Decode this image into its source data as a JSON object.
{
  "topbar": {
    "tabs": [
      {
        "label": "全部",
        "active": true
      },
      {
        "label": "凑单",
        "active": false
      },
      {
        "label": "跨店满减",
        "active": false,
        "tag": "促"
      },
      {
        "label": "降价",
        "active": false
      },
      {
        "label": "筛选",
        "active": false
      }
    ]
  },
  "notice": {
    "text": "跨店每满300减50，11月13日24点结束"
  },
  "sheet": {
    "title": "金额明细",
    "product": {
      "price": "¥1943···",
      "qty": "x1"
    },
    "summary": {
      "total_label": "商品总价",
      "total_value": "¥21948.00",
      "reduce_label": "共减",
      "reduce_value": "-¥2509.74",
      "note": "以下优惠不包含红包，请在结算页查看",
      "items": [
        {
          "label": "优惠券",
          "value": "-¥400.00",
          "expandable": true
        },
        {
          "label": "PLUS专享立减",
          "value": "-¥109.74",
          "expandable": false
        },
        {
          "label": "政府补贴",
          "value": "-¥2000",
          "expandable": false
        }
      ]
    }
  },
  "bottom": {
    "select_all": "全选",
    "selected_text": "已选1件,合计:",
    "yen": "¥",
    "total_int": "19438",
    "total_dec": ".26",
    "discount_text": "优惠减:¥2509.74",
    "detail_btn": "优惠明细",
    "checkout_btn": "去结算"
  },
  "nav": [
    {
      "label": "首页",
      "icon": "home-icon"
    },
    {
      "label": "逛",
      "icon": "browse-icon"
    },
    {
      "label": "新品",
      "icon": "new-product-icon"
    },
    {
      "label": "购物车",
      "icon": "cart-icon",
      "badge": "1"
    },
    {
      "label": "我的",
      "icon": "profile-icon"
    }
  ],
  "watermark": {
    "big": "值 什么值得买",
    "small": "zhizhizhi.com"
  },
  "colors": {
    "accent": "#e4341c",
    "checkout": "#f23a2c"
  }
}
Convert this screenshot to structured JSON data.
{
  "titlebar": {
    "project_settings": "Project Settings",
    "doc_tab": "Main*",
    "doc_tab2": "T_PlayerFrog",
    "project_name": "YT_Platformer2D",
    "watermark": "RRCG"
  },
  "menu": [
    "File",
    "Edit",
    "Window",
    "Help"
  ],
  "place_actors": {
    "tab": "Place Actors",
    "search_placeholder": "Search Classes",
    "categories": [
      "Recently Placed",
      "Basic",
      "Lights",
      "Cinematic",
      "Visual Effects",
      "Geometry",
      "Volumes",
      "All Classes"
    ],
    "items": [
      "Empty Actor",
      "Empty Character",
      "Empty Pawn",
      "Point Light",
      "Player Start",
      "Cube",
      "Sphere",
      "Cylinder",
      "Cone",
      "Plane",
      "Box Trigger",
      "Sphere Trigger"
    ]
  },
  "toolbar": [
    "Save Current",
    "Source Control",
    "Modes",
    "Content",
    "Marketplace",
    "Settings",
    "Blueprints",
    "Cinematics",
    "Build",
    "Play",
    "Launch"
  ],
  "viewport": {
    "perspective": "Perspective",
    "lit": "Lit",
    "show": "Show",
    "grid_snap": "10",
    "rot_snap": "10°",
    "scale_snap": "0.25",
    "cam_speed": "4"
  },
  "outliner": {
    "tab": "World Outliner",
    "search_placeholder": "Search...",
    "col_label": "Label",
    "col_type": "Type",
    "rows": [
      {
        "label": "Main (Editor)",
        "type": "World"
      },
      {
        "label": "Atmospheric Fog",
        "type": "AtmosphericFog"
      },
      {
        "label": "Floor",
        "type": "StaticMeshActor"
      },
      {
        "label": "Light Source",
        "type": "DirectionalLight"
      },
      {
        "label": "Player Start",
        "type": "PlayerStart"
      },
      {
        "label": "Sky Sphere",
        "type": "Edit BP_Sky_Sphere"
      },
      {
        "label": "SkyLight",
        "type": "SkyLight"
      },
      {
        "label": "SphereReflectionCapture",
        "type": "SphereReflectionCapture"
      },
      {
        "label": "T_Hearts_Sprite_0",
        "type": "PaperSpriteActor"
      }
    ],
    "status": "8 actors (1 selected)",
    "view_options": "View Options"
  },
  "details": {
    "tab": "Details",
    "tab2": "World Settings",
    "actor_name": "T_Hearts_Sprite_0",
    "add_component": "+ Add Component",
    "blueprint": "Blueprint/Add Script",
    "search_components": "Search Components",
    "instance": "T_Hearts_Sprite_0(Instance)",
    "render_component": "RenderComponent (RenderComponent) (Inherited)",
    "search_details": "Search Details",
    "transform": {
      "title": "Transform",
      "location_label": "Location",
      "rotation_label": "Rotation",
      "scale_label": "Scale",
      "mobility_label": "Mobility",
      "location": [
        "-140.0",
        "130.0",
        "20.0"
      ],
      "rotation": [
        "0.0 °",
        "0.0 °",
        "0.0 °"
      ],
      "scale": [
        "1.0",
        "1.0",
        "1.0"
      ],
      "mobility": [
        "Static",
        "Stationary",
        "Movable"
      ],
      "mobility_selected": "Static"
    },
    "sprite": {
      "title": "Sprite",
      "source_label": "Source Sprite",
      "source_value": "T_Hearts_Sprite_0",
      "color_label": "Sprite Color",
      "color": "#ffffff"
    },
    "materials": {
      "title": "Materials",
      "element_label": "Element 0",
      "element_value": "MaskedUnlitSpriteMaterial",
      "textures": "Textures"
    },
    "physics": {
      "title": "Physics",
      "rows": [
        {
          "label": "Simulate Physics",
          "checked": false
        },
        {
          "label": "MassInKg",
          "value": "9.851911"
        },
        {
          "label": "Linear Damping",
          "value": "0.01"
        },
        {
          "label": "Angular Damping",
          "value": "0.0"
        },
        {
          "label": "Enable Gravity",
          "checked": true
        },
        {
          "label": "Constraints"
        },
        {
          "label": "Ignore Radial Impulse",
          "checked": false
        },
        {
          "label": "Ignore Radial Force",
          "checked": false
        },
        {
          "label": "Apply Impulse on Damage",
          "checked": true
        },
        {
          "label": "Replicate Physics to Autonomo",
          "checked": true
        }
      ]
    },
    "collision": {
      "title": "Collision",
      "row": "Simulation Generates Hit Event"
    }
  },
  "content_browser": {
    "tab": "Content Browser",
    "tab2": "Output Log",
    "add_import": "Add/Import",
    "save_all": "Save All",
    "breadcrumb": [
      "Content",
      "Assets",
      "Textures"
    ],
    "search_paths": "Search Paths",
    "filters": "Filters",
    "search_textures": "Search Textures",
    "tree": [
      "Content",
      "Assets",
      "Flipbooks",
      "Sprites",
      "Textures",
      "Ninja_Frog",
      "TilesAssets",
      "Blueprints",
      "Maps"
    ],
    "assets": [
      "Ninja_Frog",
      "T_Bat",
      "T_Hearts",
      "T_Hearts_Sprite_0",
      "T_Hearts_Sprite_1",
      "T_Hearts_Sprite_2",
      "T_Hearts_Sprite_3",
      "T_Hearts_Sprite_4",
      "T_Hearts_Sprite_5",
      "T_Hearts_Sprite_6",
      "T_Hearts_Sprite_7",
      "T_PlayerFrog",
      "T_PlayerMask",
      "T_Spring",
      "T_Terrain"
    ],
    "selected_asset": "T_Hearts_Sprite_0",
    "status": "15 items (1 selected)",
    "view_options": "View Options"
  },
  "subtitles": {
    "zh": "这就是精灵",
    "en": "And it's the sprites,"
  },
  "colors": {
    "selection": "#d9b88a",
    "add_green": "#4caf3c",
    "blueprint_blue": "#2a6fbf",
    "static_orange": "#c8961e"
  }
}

▸ The exercise
From the material above, count the lines that include "Radial" and give only the total.

▸ Reply
2